■ EXERCISE AIM ■
In the records that follow, show each line where the word "量程与分辨率" is present.

»»

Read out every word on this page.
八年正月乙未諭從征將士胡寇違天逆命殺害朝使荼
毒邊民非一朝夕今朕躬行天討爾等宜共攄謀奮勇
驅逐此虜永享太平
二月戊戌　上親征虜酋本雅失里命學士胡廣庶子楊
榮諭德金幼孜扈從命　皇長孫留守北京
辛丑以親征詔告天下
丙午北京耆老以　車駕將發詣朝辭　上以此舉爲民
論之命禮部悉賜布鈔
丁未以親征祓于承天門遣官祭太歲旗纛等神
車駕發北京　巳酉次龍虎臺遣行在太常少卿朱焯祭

««
»»

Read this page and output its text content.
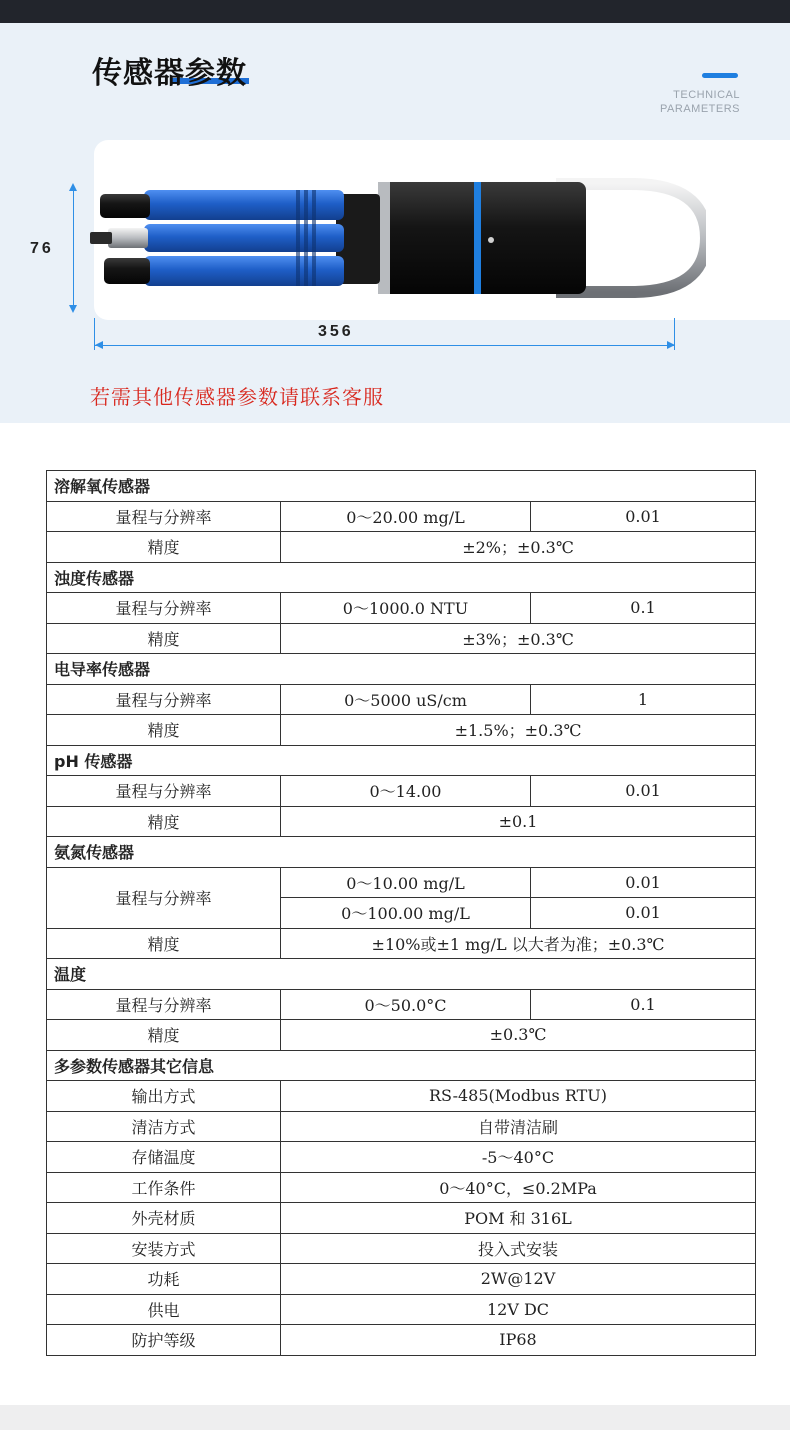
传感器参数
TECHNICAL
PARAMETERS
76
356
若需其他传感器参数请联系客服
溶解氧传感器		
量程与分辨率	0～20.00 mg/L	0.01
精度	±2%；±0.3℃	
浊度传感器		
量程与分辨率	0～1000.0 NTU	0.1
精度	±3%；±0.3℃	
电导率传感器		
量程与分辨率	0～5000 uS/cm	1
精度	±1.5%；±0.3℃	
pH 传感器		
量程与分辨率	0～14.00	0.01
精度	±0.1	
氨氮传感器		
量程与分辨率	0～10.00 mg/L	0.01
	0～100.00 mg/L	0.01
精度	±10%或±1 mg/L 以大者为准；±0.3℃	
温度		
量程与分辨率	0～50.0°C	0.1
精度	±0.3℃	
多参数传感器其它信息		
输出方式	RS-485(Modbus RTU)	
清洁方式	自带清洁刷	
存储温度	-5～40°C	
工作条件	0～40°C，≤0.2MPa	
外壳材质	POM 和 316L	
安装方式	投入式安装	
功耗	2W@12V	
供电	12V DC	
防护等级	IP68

««

■ IN RESPONSE ■
量程与分辨率	0～20.00 mg/L	0.01
量程与分辨率	0～1000.0 NTU	0.1
量程与分辨率	0～5000 uS/cm	1
量程与分辨率	0～14.00	0.01
量程与分辨率	0～10.00 mg/L	0.01
量程与分辨率	0～50.0°C	0.1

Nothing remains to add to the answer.